Rewrite the rows below with "interactable" switched to "clickable" everywhere and nothing else altered. Leave the pictures out.

==========

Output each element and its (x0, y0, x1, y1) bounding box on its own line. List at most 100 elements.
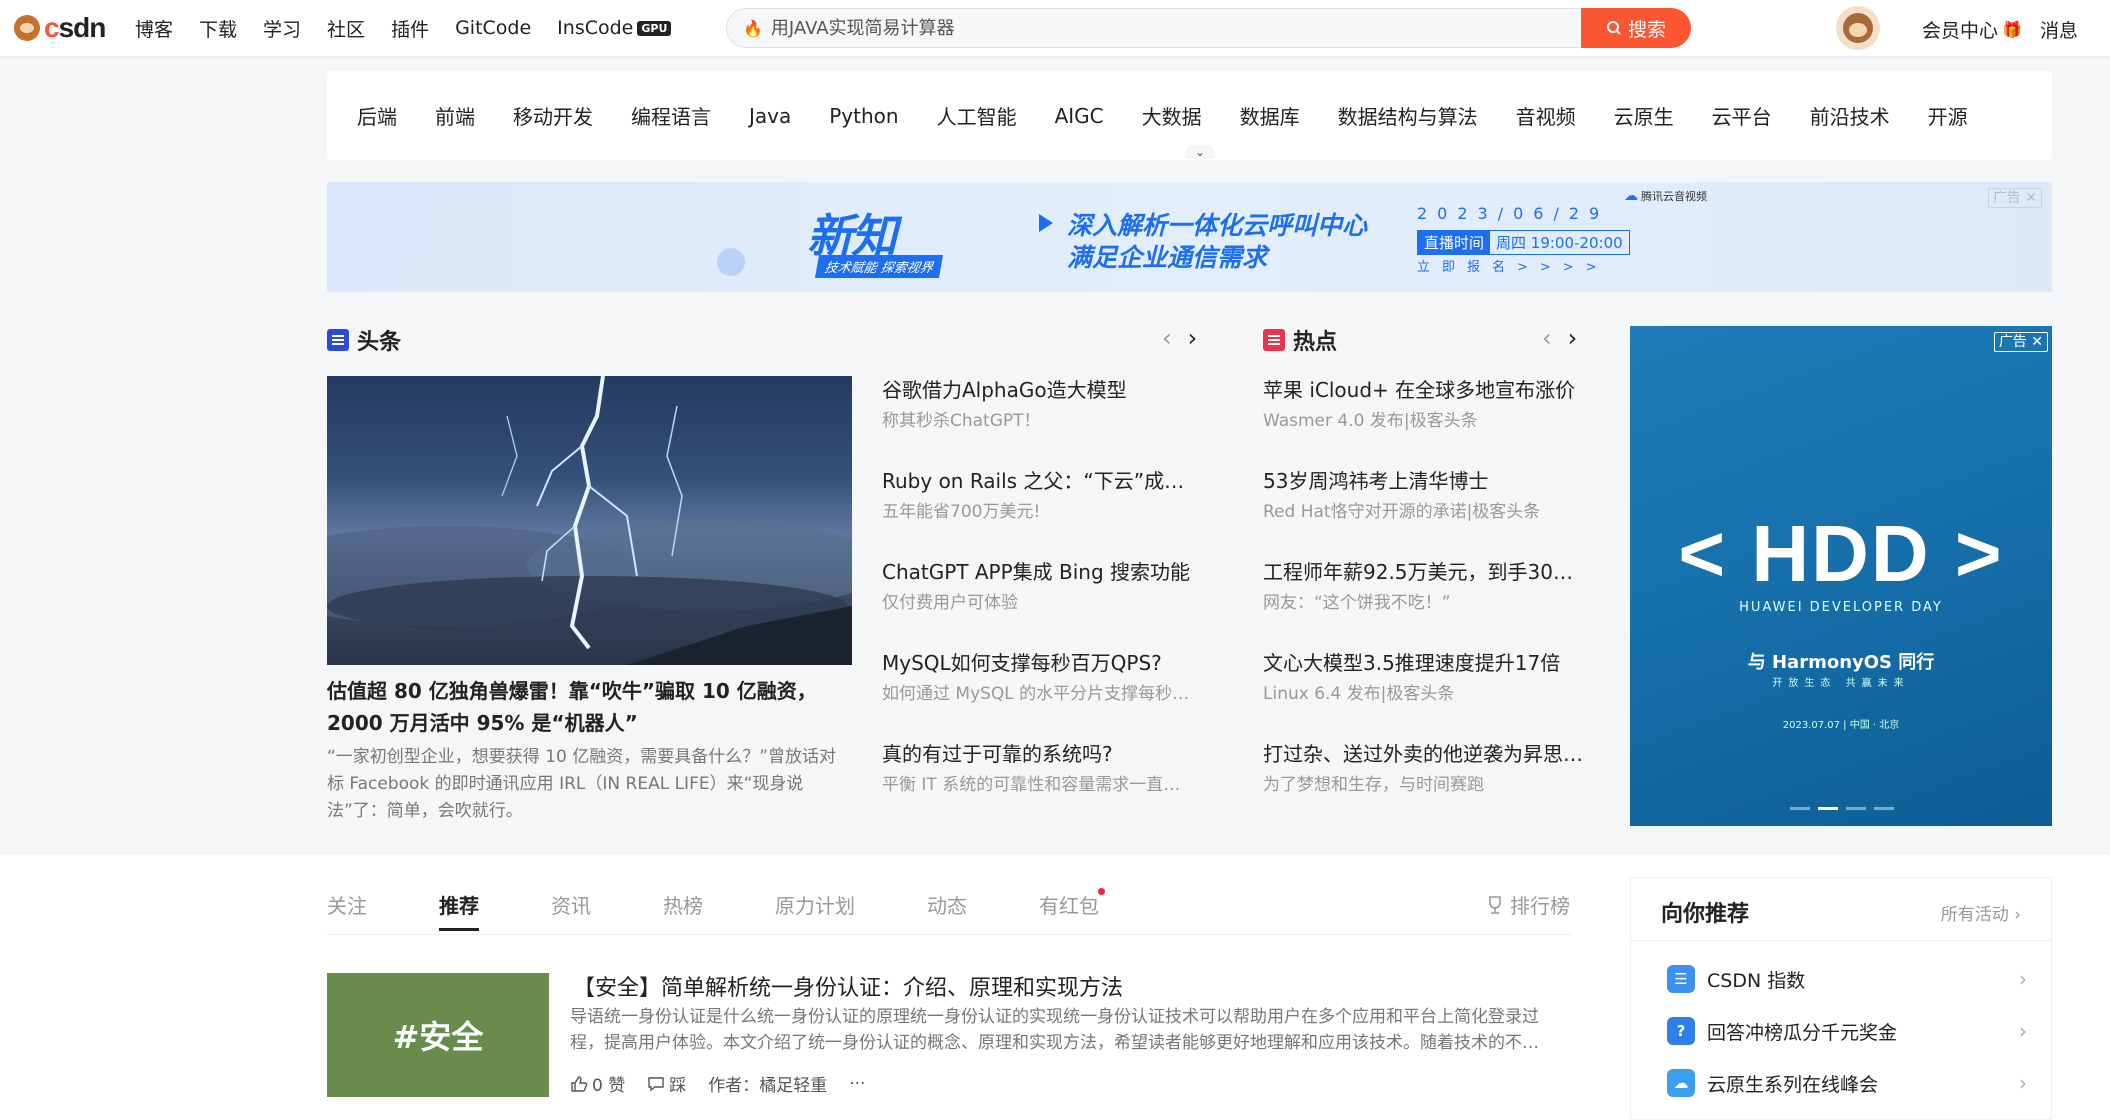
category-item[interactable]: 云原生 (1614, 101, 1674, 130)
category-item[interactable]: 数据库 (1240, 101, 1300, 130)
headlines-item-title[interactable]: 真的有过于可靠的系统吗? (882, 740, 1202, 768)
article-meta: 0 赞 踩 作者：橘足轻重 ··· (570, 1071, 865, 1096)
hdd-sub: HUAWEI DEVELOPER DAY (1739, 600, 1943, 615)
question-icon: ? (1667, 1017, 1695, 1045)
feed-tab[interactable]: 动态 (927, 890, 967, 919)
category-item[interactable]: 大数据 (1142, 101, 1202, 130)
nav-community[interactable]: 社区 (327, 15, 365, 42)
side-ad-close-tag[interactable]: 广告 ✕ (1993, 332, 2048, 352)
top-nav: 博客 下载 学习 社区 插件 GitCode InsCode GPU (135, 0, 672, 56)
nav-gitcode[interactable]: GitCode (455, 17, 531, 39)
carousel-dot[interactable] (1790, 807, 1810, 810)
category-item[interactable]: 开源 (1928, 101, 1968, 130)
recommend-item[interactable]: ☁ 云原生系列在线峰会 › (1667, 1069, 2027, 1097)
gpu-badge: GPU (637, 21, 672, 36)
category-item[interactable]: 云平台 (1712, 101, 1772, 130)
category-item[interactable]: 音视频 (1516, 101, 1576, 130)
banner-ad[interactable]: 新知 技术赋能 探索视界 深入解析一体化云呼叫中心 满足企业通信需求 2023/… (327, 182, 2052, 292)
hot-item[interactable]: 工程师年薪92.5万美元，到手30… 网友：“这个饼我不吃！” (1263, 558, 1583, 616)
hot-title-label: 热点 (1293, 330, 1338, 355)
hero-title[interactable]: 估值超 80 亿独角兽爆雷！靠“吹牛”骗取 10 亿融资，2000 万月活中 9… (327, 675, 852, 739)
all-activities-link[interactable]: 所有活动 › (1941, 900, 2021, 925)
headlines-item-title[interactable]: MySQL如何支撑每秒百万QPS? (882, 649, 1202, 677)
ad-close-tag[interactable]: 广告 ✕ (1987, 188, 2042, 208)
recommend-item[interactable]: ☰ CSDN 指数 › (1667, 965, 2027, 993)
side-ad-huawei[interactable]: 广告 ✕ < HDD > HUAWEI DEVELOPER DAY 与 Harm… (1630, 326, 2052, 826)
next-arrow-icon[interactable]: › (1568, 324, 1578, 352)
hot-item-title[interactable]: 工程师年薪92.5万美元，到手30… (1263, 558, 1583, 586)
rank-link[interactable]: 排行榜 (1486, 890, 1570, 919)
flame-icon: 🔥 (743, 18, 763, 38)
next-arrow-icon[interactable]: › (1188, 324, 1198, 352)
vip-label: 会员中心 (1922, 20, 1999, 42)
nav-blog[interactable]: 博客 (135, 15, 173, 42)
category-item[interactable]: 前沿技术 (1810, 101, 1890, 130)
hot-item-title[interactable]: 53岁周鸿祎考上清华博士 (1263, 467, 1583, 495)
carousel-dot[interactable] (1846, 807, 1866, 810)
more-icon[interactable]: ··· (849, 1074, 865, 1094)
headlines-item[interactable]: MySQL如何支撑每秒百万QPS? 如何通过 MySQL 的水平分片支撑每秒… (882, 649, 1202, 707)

==========

Task output =>
Output each element and its (x0, y0, x1, y1) bounding box on its own line. List at most 100 elements.
category-item[clickable]: 云原生 (1614, 101, 1674, 130)
category-item[clickable]: 数据库 (1240, 101, 1300, 130)
headlines-item-title[clickable]: 真的有过于可靠的系统吗? (882, 740, 1202, 768)
article-meta: 0 赞 踩 作者：橘足轻重 ··· (570, 1071, 865, 1096)
hdd-sub: HUAWEI DEVELOPER DAY (1739, 600, 1943, 615)
question-icon: ? (1667, 1017, 1695, 1045)
feed-tab[clickable]: 动态 (927, 890, 967, 919)
category-item[clickable]: 大数据 (1142, 101, 1202, 130)
nav-community[clickable]: 社区 (327, 15, 365, 42)
side-ad-close-tag[clickable]: 广告 ✕ (1993, 332, 2048, 352)
top-nav: 博客 下载 学习 社区 插件 GitCode InsCode GPU (135, 0, 672, 56)
nav-gitcode[clickable]: GitCode (455, 17, 531, 39)
carousel-dot[clickable] (1790, 807, 1810, 810)
category-item[clickable]: 开源 (1928, 101, 1968, 130)
recommend-item[clickable]: ☁ 云原生系列在线峰会 › (1667, 1069, 2027, 1097)
gpu-badge: GPU (637, 21, 672, 36)
category-item[clickable]: 云平台 (1712, 101, 1772, 130)
category-item[clickable]: 音视频 (1516, 101, 1576, 130)
banner-ad[clickable]: 新知 技术赋能 探索视界 深入解析一体化云呼叫中心 满足企业通信需求 2023/… (327, 182, 2052, 292)
hot-item[clickable]: 工程师年薪92.5万美元，到手30… 网友：“这个饼我不吃！” (1263, 558, 1583, 616)
hot-title-label: 热点 (1293, 330, 1338, 355)
hero-title[clickable]: 估值超 80 亿独角兽爆雷！靠“吹牛”骗取 10 亿融资，2000 万月活中 9… (327, 675, 852, 739)
all-activities-link[clickable]: 所有活动 › (1941, 900, 2021, 925)
headlines-item-title[clickable]: MySQL如何支撑每秒百万QPS? (882, 649, 1202, 677)
ad-close-tag[clickable]: 广告 ✕ (1987, 188, 2042, 208)
recommend-item[clickable]: ☰ CSDN 指数 › (1667, 965, 2027, 993)
side-ad-huawei[clickable]: 广告 ✕ < HDD > HUAWEI DEVELOPER DAY 与 Harm… (1630, 326, 2052, 826)
next-arrow-icon[clickable]: › (1568, 324, 1578, 352)
hot-item-title[clickable]: 工程师年薪92.5万美元，到手30… (1263, 558, 1583, 586)
rank-link[clickable]: 排行榜 (1486, 890, 1570, 919)
flame-icon: 🔥 (743, 18, 763, 38)
next-arrow-icon[clickable]: › (1188, 324, 1198, 352)
vip-label: 会员中心 (1922, 20, 1999, 42)
nav-blog[clickable]: 博客 (135, 15, 173, 42)
category-item[clickable]: 前沿技术 (1810, 101, 1890, 130)
hot-item-title[clickable]: 53岁周鸿祎考上清华博士 (1263, 467, 1583, 495)
carousel-dot[clickable] (1846, 807, 1866, 810)
more-icon[clickable]: ··· (849, 1074, 865, 1094)
headlines-item[clickable]: MySQL如何支撑每秒百万QPS? 如何通过 MySQL 的水平分片支撑每秒… (882, 649, 1202, 707)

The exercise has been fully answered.